>> Begin DATA SUPPLIED

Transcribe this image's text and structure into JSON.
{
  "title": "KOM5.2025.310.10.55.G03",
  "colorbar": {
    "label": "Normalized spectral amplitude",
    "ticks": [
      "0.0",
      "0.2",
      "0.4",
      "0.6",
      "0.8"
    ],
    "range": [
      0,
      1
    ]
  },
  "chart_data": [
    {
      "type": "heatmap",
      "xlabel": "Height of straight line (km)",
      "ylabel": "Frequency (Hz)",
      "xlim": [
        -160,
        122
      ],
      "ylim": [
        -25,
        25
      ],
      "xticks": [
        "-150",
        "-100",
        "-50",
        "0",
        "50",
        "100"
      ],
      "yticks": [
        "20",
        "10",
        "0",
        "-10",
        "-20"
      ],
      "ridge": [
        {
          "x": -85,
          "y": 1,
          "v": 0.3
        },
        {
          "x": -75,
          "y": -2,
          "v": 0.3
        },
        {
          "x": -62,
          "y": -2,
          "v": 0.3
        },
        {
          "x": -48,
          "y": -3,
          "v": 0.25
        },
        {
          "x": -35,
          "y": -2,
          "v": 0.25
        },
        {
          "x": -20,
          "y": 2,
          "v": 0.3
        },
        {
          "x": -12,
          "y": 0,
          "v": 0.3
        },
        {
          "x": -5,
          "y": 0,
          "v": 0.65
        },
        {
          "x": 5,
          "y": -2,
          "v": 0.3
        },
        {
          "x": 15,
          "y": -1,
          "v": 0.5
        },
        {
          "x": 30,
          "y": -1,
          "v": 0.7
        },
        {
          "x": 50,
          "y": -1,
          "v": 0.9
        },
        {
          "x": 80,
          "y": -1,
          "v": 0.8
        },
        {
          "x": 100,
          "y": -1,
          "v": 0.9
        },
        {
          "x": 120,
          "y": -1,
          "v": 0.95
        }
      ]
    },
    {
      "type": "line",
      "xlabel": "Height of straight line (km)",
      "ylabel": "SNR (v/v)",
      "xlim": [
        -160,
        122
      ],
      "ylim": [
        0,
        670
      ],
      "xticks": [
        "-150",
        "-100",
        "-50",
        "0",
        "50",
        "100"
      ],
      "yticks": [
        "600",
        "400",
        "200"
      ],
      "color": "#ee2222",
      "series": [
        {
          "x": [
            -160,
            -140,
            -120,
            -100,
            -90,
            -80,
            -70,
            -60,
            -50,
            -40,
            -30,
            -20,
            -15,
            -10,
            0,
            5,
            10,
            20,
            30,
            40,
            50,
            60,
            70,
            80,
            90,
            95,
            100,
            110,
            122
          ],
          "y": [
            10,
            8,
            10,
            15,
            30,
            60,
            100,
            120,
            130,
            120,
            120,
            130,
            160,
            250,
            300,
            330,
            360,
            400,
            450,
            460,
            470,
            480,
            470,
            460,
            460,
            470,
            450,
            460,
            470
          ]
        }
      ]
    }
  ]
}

>> End DATA SUPPLIED

Repeat the listing in full, keeping every line exactly as it is.

Transcribe this image's text and structure into JSON.
{
  "title": "KOM5.2025.310.10.55.G03",
  "colorbar": {
    "label": "Normalized spectral amplitude",
    "ticks": [
      "0.0",
      "0.2",
      "0.4",
      "0.6",
      "0.8"
    ],
    "range": [
      0,
      1
    ]
  },
  "chart_data": [
    {
      "type": "heatmap",
      "xlabel": "Height of straight line (km)",
      "ylabel": "Frequency (Hz)",
      "xlim": [
        -160,
        122
      ],
      "ylim": [
        -25,
        25
      ],
      "xticks": [
        "-150",
        "-100",
        "-50",
        "0",
        "50",
        "100"
      ],
      "yticks": [
        "20",
        "10",
        "0",
        "-10",
        "-20"
      ],
      "ridge": [
        {
          "x": -85,
          "y": 1,
          "v": 0.3
        },
        {
          "x": -75,
          "y": -2,
          "v": 0.3
        },
        {
          "x": -62,
          "y": -2,
          "v": 0.3
        },
        {
          "x": -48,
          "y": -3,
          "v": 0.25
        },
        {
          "x": -35,
          "y": -2,
          "v": 0.25
        },
        {
          "x": -20,
          "y": 2,
          "v": 0.3
        },
        {
          "x": -12,
          "y": 0,
          "v": 0.3
        },
        {
          "x": -5,
          "y": 0,
          "v": 0.65
        },
        {
          "x": 5,
          "y": -2,
          "v": 0.3
        },
        {
          "x": 15,
          "y": -1,
          "v": 0.5
        },
        {
          "x": 30,
          "y": -1,
          "v": 0.7
        },
        {
          "x": 50,
          "y": -1,
          "v": 0.9
        },
        {
          "x": 80,
          "y": -1,
          "v": 0.8
        },
        {
          "x": 100,
          "y": -1,
          "v": 0.9
        },
        {
          "x": 120,
          "y": -1,
          "v": 0.95
        }
      ]
    },
    {
      "type": "line",
      "xlabel": "Height of straight line (km)",
      "ylabel": "SNR (v/v)",
      "xlim": [
        -160,
        122
      ],
      "ylim": [
        0,
        670
      ],
      "xticks": [
        "-150",
        "-100",
        "-50",
        "0",
        "50",
        "100"
      ],
      "yticks": [
        "600",
        "400",
        "200"
      ],
      "color": "#ee2222",
      "series": [
        {
          "x": [
            -160,
            -140,
            -120,
            -100,
            -90,
            -80,
            -70,
            -60,
            -50,
            -40,
            -30,
            -20,
            -15,
            -10,
            0,
            5,
            10,
            20,
            30,
            40,
            50,
            60,
            70,
            80,
            90,
            95,
            100,
            110,
            122
          ],
          "y": [
            10,
            8,
            10,
            15,
            30,
            60,
            100,
            120,
            130,
            120,
            120,
            130,
            160,
            250,
            300,
            330,
            360,
            400,
            450,
            460,
            470,
            480,
            470,
            460,
            460,
            470,
            450,
            460,
            470
          ]
        }
      ]
    }
  ]
}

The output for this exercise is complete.